• _PAGE EXTRACT_:
━━━━━━
We shall see what we shall see…100_0273

The Hero Concept

In Think About It on October 28, 2012 at 3:24 pm

This past weekend was Detroit FanFare 2012, a comics and toy expo, and the chance I had to meet and speak to legends of the comics world, like Allen Bellman, who worked at Timely/Atlas/Marvel Comics starting in 1942, a contemporary of Stan Lee, Jack Kirby, Joe Simon, Carl Burgos, and Bill Everett, was something we just couldn’t pass up.

I was inspired to write a piece on the concept of heroes, and tie it in with the comics industry… which follows immediately.

***

            We, as story-listeners, always seem drawn to the concept of the mysterious vigilante… the outsider who does what ordinary citizens, or even the authorities, can’t.

The legends come down… Gilgamesh, Beowulf, Robin Hood, Charlemagne and Le Chanson de Roland, tales of Arthur Pendragon and the Knights of the Table Round, the tales of Siegfried and the Rhinemaidens that became Wagner’s Das Ring Des Niebelungen, the labors of Hercules, the Iliad and the Odyssey, Dumas’s The Three Musketeers and The Count of Monte Cristo, the Scarlet Pimpernel, Johnston McCulley’s stories of the wily El Zorro battling the corruption and oppression in Spanish California, Conan Doyle’s Sherlock Holmes and Professor Challenger, the heroes of the “penny dreadfuls” celebrating the non-existent Code of the West, which set the archetypes of the cowboy heroes we see up until now, and especially the four-color heroes, the superheroes and superheroines of the comic books.
━━━━━━
• _INFORMATION SHOWN_:
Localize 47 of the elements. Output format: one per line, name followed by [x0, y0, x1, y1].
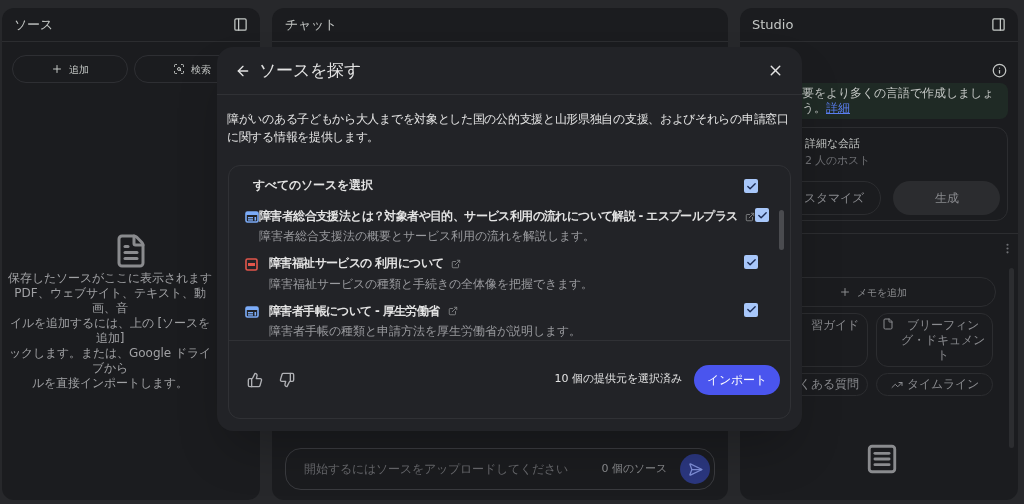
━━━━━━
• _WHAT YOU HAVE TO DO_:
According to the post on the hero concept, in what year did Allen Bellman start working at Timely/Atlas/Marvel Comics?

• _RESULT OF THIS TASK_:
1942